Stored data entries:
**********

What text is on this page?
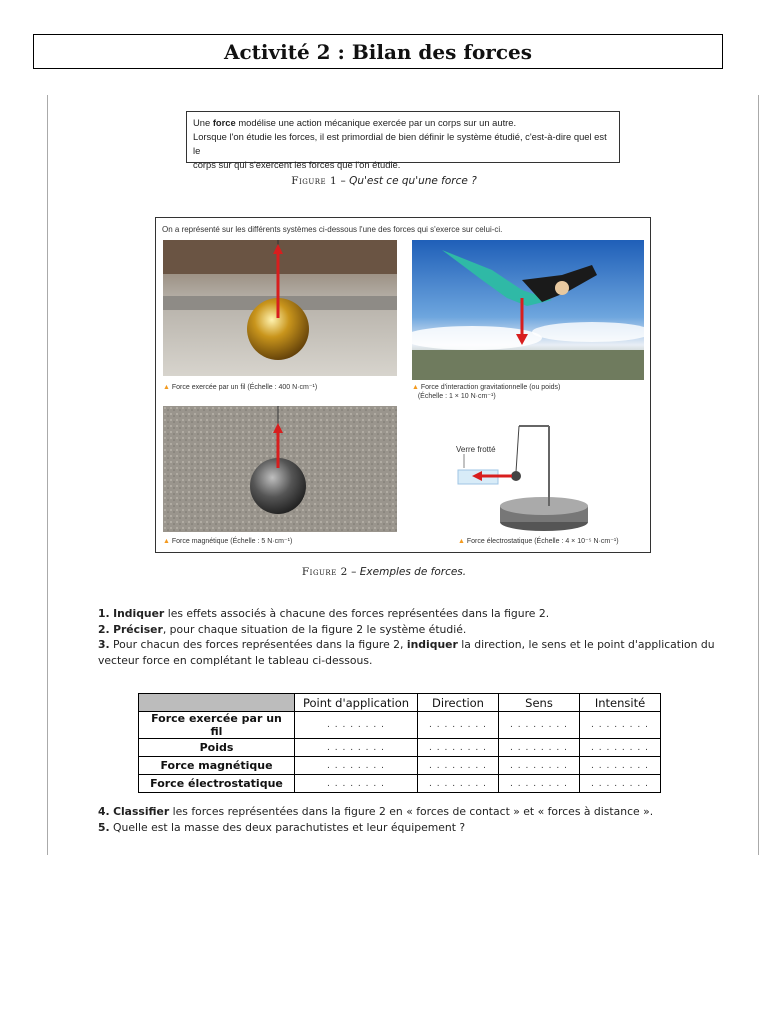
Activité 2 : Bilan des forces
Une force modélise une action mécanique exercée par un corps sur un autre.
Lorsque l'on étudie les forces, il est primordial de bien définir le système étudié, c'est-à-dire quel est le
corps sur qui s'exercent les forces que l'on étudie.
Figure 1 – Qu'est ce qu'une force ?
On a représenté sur les différents systèmes ci-dessous l'une des forces qui s'exerce sur celui-ci.
▲ Force exercée par un fil (Échelle : 400 N·cm⁻¹)	▲ Force d'interaction gravitationnelle (ou poids)
(Échelle : 1 × 10 N·cm⁻¹)
▲ Force magnétique (Échelle : 5 N·cm⁻¹)
Verre frotté
▲ Force électrostatique (Échelle : 4 × 10⁻⁵ N·cm⁻¹)
Figure 2 – Exemples de forces.
1. Indiquer les effets associés à chacune des forces représentées dans la figure 2.
2. Préciser, pour chaque situation de la figure 2 le système étudié.
3. Pour chacun des forces représentées dans la figure 2, indiquer la direction, le sens et le point d'application du vecteur force en complétant le tableau ci-dessous.
	Point d'application	Direction	Sens	Intensité
Force exercée par un fil	. . . . . . . .	. . . . . . . .	. . . . . . . .	. . . . . . . .
Poids	. . . . . . . .	. . . . . . . .	. . . . . . . .	. . . . . . . .
Force magnétique	. . . . . . . .	. . . . . . . .	. . . . . . . .	. . . . . . . .
Force électrostatique	. . . . . . . .	. . . . . . . .	. . . . . . . .	. . . . . . . .
4. Classifier les forces représentées dans la figure 2 en « forces de contact » et « forces à distance ».
5. Quelle est la masse des deux parachutistes et leur équipement ?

**********

▸ **Given request**
Write out all the entries again, word for word, and print no images.

▸ **Answer**
What text is on this page?
Activité 2 : Bilan des forces
Une force modélise une action mécanique exercée par un corps sur un autre.
Lorsque l'on étudie les forces, il est primordial de bien définir le système étudié, c'est-à-dire quel est le
corps sur qui s'exercent les forces que l'on étudie.
Figure 1 – Qu'est ce qu'une force ?
On a représenté sur les différents systèmes ci-dessous l'une des forces qui s'exerce sur celui-ci.
▲ Force exercée par un fil (Échelle : 400 N·cm⁻¹)	▲ Force d'interaction gravitationnelle (ou poids)
(Échelle : 1 × 10 N·cm⁻¹)
▲ Force magnétique (Échelle : 5 N·cm⁻¹)
Verre frotté
▲ Force électrostatique (Échelle : 4 × 10⁻⁵ N·cm⁻¹)
Figure 2 – Exemples de forces.
1. Indiquer les effets associés à chacune des forces représentées dans la figure 2.
2. Préciser, pour chaque situation de la figure 2 le système étudié.
3. Pour chacun des forces représentées dans la figure 2, indiquer la direction, le sens et le point d'application du vecteur force en complétant le tableau ci-dessous.
	Point d'application	Direction	Sens	Intensité
Force exercée par un fil	. . . . . . . .	. . . . . . . .	. . . . . . . .	. . . . . . . .
Poids	. . . . . . . .	. . . . . . . .	. . . . . . . .	. . . . . . . .
Force magnétique	. . . . . . . .	. . . . . . . .	. . . . . . . .	. . . . . . . .
Force électrostatique	. . . . . . . .	. . . . . . . .	. . . . . . . .	. . . . . . . .
4. Classifier les forces représentées dans la figure 2 en « forces de contact » et « forces à distance ».
5. Quelle est la masse des deux parachutistes et leur équipement ?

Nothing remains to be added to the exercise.